Your answer should be one number: how many lines of the records hold the string "CONF".

Items from a data source
• • • • • • •

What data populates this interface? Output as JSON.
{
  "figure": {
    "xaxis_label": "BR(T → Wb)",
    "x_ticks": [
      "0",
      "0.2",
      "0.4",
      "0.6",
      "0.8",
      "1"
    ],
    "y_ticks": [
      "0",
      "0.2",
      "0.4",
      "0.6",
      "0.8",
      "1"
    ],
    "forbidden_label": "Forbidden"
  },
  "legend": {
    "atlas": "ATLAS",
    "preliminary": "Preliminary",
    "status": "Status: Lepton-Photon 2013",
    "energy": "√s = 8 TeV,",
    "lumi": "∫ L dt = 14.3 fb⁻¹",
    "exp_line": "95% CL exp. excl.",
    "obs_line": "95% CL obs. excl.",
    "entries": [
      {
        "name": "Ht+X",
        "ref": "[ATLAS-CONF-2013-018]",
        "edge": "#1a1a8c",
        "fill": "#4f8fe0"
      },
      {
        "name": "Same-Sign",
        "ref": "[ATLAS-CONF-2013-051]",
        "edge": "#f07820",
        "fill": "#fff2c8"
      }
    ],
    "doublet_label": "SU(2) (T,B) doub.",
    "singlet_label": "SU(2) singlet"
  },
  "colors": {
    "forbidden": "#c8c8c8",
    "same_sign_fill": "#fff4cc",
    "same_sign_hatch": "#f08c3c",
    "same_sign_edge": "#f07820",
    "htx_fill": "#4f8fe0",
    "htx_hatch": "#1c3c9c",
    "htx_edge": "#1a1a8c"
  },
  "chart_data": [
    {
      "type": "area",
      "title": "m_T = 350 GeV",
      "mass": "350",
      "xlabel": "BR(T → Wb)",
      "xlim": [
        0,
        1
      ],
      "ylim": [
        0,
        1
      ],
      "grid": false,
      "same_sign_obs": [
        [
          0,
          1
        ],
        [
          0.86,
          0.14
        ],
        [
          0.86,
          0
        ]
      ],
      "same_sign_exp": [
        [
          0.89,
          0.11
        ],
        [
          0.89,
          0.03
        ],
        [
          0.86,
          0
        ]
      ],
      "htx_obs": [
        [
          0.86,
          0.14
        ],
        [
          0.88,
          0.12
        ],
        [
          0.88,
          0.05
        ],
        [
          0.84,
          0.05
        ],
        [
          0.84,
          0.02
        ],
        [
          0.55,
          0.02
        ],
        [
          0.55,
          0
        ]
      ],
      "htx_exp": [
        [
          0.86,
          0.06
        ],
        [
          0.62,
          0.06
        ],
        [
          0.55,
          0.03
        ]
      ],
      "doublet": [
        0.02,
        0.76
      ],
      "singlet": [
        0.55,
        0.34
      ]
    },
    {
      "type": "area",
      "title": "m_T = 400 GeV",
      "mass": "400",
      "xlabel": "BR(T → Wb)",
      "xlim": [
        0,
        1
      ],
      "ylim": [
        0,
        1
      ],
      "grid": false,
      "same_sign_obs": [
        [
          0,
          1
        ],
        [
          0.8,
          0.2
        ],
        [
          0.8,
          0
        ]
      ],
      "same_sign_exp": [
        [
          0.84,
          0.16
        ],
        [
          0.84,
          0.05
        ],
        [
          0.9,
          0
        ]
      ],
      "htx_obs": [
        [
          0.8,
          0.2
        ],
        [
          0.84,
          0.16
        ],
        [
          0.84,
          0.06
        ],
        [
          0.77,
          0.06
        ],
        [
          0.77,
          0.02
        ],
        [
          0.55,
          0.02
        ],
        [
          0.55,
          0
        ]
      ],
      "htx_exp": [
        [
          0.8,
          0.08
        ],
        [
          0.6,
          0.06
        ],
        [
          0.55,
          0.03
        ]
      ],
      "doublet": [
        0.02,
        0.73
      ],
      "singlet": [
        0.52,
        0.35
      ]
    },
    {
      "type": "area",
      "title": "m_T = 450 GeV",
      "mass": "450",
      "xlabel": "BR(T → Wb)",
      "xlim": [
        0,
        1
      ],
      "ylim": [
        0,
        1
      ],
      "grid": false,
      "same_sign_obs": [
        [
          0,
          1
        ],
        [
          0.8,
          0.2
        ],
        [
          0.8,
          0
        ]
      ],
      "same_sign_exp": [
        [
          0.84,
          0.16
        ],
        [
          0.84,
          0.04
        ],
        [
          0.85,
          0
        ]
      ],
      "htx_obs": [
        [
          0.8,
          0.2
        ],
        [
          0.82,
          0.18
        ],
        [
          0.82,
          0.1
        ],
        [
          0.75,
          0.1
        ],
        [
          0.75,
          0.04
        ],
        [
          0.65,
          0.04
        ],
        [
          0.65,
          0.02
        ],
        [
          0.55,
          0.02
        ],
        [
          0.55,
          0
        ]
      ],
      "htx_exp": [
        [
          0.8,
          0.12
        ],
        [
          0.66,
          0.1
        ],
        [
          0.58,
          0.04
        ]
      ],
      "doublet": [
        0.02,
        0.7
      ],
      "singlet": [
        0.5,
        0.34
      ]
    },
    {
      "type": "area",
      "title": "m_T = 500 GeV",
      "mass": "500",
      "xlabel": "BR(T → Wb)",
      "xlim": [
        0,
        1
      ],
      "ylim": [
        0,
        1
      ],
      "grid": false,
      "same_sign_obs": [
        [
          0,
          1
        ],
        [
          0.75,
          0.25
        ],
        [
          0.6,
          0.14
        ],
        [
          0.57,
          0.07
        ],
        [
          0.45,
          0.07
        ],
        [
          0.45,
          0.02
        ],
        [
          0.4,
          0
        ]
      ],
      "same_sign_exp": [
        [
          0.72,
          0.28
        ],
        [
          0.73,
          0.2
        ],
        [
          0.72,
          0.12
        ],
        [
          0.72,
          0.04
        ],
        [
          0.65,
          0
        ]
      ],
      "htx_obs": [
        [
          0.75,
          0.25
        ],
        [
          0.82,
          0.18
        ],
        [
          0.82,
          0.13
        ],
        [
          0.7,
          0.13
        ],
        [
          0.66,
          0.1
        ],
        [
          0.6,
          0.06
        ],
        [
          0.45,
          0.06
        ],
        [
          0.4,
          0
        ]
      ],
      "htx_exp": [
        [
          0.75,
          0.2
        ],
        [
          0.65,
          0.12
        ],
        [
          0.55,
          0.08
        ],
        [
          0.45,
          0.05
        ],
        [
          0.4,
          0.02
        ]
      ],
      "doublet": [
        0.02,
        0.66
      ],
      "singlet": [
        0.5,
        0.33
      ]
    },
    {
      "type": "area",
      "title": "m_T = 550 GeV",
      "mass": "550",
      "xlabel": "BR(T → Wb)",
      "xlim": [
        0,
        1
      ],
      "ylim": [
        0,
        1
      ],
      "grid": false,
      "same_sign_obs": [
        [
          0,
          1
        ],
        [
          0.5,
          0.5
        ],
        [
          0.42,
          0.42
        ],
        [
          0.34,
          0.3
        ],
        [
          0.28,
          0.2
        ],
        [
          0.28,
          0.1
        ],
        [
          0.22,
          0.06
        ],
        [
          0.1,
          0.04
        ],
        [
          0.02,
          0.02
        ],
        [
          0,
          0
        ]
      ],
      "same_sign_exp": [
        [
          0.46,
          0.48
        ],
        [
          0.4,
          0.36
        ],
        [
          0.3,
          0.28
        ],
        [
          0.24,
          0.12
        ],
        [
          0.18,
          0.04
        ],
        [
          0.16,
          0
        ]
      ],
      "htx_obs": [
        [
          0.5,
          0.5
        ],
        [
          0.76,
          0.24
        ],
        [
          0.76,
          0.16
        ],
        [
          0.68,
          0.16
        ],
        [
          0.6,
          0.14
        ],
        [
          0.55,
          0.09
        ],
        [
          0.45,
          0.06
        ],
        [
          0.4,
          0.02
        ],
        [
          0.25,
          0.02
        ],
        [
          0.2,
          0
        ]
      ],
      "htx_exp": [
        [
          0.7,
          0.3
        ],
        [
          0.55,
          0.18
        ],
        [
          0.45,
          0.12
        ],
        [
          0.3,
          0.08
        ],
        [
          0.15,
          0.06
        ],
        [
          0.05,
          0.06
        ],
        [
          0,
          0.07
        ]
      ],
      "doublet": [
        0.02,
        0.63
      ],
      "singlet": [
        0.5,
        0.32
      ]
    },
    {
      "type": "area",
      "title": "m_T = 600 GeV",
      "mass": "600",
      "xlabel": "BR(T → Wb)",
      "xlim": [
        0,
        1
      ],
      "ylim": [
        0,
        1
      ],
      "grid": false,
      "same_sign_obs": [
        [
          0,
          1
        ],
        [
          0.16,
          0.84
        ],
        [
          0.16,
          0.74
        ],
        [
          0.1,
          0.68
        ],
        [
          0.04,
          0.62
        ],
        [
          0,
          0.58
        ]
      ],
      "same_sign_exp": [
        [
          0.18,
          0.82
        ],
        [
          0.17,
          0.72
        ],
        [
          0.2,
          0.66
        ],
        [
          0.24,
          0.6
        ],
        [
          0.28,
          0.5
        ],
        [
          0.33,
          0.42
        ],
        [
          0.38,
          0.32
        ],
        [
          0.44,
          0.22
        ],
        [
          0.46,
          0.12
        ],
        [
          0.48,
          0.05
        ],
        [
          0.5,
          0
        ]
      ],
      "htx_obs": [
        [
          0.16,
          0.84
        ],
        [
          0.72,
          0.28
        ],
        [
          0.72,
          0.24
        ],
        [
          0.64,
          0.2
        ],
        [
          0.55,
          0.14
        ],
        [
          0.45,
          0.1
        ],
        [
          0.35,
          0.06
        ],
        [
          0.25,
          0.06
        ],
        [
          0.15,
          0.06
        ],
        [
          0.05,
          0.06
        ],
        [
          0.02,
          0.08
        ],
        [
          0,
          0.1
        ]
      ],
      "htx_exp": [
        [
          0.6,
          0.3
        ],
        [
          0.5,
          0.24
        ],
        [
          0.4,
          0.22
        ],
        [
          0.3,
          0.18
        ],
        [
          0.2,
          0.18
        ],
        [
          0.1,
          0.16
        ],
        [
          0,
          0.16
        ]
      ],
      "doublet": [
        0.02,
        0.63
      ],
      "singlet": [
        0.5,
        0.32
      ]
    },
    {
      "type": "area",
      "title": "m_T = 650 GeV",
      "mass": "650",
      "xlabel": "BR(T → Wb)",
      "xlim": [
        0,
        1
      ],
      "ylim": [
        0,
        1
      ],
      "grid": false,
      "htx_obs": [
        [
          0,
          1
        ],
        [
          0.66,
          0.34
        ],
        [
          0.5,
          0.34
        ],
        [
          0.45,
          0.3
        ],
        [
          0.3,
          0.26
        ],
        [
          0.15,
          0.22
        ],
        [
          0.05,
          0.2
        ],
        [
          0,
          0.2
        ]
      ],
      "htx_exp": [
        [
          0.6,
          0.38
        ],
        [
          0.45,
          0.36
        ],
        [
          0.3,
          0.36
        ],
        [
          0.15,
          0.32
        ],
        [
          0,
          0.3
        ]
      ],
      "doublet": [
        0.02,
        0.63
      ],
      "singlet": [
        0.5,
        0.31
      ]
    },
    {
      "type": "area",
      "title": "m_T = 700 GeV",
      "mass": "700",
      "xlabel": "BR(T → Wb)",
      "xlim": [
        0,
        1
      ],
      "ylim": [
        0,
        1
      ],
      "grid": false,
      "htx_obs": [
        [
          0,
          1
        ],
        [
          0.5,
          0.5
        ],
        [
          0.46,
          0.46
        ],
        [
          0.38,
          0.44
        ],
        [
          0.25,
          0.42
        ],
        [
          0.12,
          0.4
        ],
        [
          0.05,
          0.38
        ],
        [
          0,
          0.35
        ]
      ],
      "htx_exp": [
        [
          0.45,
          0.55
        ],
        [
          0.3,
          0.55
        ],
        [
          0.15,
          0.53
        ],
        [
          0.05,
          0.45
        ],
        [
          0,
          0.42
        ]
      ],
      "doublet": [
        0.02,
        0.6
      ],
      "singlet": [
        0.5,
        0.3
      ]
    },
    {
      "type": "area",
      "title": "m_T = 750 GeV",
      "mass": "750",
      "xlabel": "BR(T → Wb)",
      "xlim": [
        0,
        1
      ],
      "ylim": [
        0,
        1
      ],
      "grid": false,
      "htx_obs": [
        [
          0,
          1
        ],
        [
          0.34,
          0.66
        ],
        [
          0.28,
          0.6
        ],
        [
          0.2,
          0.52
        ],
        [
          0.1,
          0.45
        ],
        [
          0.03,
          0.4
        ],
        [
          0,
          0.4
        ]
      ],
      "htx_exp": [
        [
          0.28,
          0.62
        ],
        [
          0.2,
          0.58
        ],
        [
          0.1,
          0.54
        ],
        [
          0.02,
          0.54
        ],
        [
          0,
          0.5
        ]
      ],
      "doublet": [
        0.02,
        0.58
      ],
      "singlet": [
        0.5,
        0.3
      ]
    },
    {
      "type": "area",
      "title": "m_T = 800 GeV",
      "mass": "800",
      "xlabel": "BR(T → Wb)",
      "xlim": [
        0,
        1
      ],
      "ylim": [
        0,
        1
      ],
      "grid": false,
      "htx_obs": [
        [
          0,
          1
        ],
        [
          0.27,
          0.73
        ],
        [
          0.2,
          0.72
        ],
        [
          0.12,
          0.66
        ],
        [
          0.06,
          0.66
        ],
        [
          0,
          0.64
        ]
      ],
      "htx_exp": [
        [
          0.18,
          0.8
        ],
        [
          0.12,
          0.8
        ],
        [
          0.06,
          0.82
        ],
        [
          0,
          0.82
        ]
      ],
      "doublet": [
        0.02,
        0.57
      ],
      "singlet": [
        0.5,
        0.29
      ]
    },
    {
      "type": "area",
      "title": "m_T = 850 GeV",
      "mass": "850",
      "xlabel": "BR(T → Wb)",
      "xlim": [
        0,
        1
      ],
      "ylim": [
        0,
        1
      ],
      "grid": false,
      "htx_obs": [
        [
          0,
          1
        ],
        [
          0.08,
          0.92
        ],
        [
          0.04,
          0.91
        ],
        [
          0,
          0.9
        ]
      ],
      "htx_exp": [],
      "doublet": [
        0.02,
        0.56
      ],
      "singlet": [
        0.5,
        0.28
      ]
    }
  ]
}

• • • • • • •

[FINAL RESULT]: 2